Search the material for the word "config" and report each line where it turns up.

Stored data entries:
— begin —

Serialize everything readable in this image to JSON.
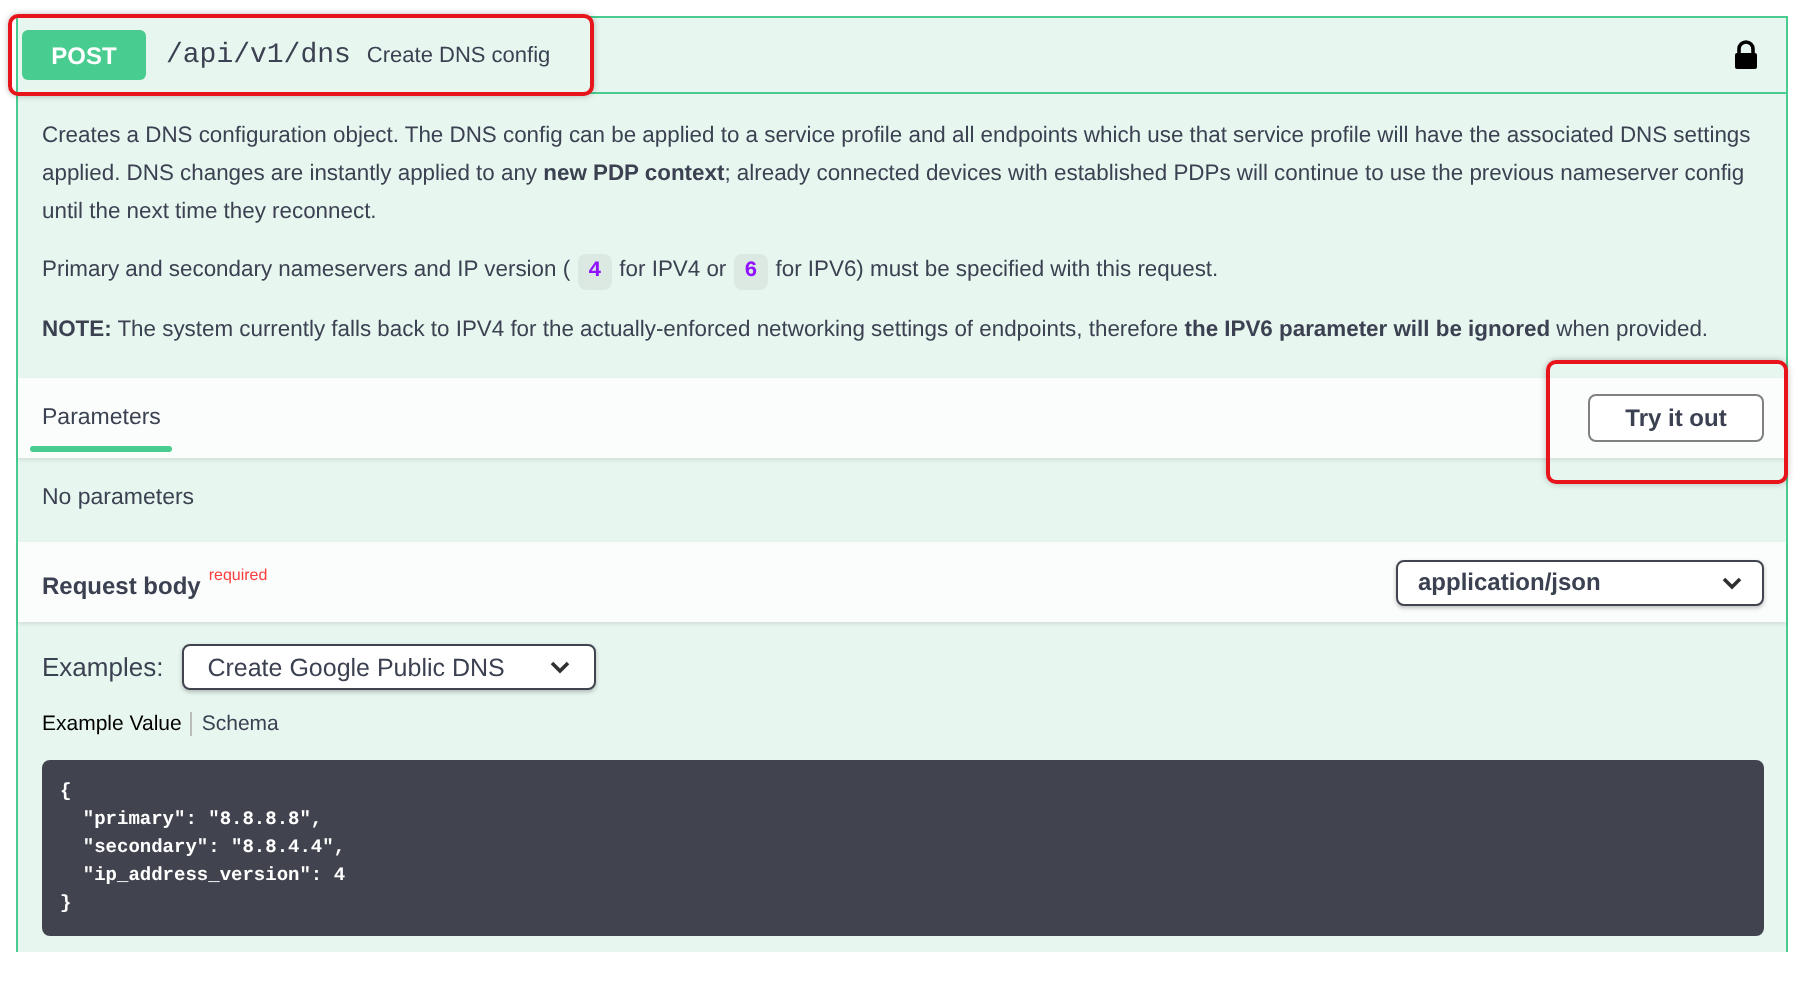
{
  "operation": {
    "method": "POST",
    "path": "/api/v1/dns",
    "summary": "Create DNS config",
    "locked": true,
    "highlighted": true
  },
  "description": [
    {
      "kind": "rich",
      "text": "Creates a DNS configuration object. The DNS config can be applied to a service profile and all endpoints which use that service profile will have the associated DNS settings applied. DNS changes are instantly applied to any **new PDP context**; already connected devices with established PDPs will continue to use the previous nameserver config until the next time they reconnect."
    },
    {
      "kind": "segments",
      "segments": [
        {
          "kind": "text",
          "text": "Primary and secondary nameservers and IP version ("
        },
        {
          "kind": "code",
          "text": "4"
        },
        {
          "kind": "text",
          "text": "for IPV4 or"
        },
        {
          "kind": "code",
          "text": "6"
        },
        {
          "kind": "text",
          "text": "for IPV6) must be specified with this request."
        }
      ]
    },
    {
      "kind": "rich",
      "text": "**NOTE:** The system currently falls back to IPV4 for the actually-enforced networking settings of endpoints, therefore **the IPV6 parameter will be ignored** when provided."
    }
  ],
  "parameters": {
    "tabs": [
      {
        "label": "Parameters",
        "selected": true
      }
    ],
    "try_button": {
      "label": "Try it out",
      "highlighted": true
    },
    "message": "No parameters"
  },
  "request_body": {
    "title": "Request body",
    "required_label": "required",
    "content_type": "application/json"
  },
  "examples": {
    "label": "Examples:",
    "selected_example": "Create Google Public DNS",
    "tabs": [
      {
        "label": "Example Value",
        "selected": true
      },
      {
        "label": "Schema",
        "selected": false
      }
    ],
    "code": "{\n  \"primary\": \"8.8.8.8\",\n  \"secondary\": \"8.8.4.4\",\n  \"ip_address_version\": 4\n}"
  }
}
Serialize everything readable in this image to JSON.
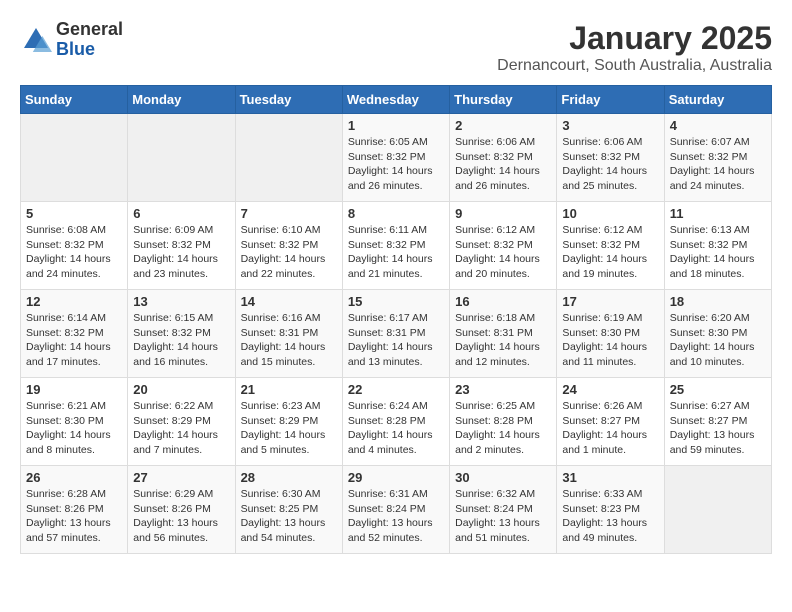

— end —

→ Problem solution:
    "summary": "Create DNS config",
      "text": "Creates a DNS configuration object. The DNS config can be applied to a service profile and all endpoints which use that service profile will have the associated DNS settings applied. DNS changes are instantly applied to any **new PDP context**; already connected devices with established PDPs will continue to use the previous nameserver config until the next time they reconnect."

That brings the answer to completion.